* **AIM OF THE TASK**
Look at the entries below and reproduce them exactly.

+++

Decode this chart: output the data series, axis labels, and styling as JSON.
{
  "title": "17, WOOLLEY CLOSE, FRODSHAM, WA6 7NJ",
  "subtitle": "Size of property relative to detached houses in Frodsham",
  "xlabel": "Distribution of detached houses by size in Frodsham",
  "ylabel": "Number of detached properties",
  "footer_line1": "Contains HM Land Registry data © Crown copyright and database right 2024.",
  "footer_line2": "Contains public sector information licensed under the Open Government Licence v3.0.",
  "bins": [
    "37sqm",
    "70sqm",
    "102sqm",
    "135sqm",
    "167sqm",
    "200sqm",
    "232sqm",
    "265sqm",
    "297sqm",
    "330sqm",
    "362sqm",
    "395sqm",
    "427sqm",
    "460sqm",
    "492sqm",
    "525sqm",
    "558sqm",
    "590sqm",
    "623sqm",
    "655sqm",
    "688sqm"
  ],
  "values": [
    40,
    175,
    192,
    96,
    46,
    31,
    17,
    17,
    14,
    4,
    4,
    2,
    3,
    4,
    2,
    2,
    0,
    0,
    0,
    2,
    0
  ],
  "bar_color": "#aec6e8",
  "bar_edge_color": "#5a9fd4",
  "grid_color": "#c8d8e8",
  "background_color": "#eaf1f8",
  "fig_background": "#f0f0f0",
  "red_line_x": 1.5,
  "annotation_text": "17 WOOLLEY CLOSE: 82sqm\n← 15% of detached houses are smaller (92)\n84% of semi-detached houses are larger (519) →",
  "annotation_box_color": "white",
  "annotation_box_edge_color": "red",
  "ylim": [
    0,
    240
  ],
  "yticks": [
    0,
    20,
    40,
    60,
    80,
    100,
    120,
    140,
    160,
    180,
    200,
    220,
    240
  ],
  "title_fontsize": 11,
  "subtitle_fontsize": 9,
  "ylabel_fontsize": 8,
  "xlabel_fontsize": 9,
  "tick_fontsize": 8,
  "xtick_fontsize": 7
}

+++

* **CORRECT ANSWER**
Decode this chart: output the data series, axis labels, and styling as JSON.
{
  "title": "17, WOOLLEY CLOSE, FRODSHAM, WA6 7NJ",
  "subtitle": "Size of property relative to detached houses in Frodsham",
  "xlabel": "Distribution of detached houses by size in Frodsham",
  "ylabel": "Number of detached properties",
  "footer_line1": "Contains HM Land Registry data © Crown copyright and database right 2024.",
  "footer_line2": "Contains public sector information licensed under the Open Government Licence v3.0.",
  "bins": [
    "37sqm",
    "70sqm",
    "102sqm",
    "135sqm",
    "167sqm",
    "200sqm",
    "232sqm",
    "265sqm",
    "297sqm",
    "330sqm",
    "362sqm",
    "395sqm",
    "427sqm",
    "460sqm",
    "492sqm",
    "525sqm",
    "558sqm",
    "590sqm",
    "623sqm",
    "655sqm",
    "688sqm"
  ],
  "values": [
    40,
    175,
    192,
    96,
    46,
    31,
    17,
    17,
    14,
    4,
    4,
    2,
    3,
    4,
    2,
    2,
    0,
    0,
    0,
    2,
    0
  ],
  "bar_color": "#aec6e8",
  "bar_edge_color": "#5a9fd4",
  "grid_color": "#c8d8e8",
  "background_color": "#eaf1f8",
  "fig_background": "#f0f0f0",
  "red_line_x": 1.5,
  "annotation_text": "17 WOOLLEY CLOSE: 82sqm\n← 15% of detached houses are smaller (92)\n84% of semi-detached houses are larger (519) →",
  "annotation_box_color": "white",
  "annotation_box_edge_color": "red",
  "ylim": [
    0,
    240
  ],
  "yticks": [
    0,
    20,
    40,
    60,
    80,
    100,
    120,
    140,
    160,
    180,
    200,
    220,
    240
  ],
  "title_fontsize": 11,
  "subtitle_fontsize": 9,
  "ylabel_fontsize": 8,
  "xlabel_fontsize": 9,
  "tick_fontsize": 8,
  "xtick_fontsize": 7
}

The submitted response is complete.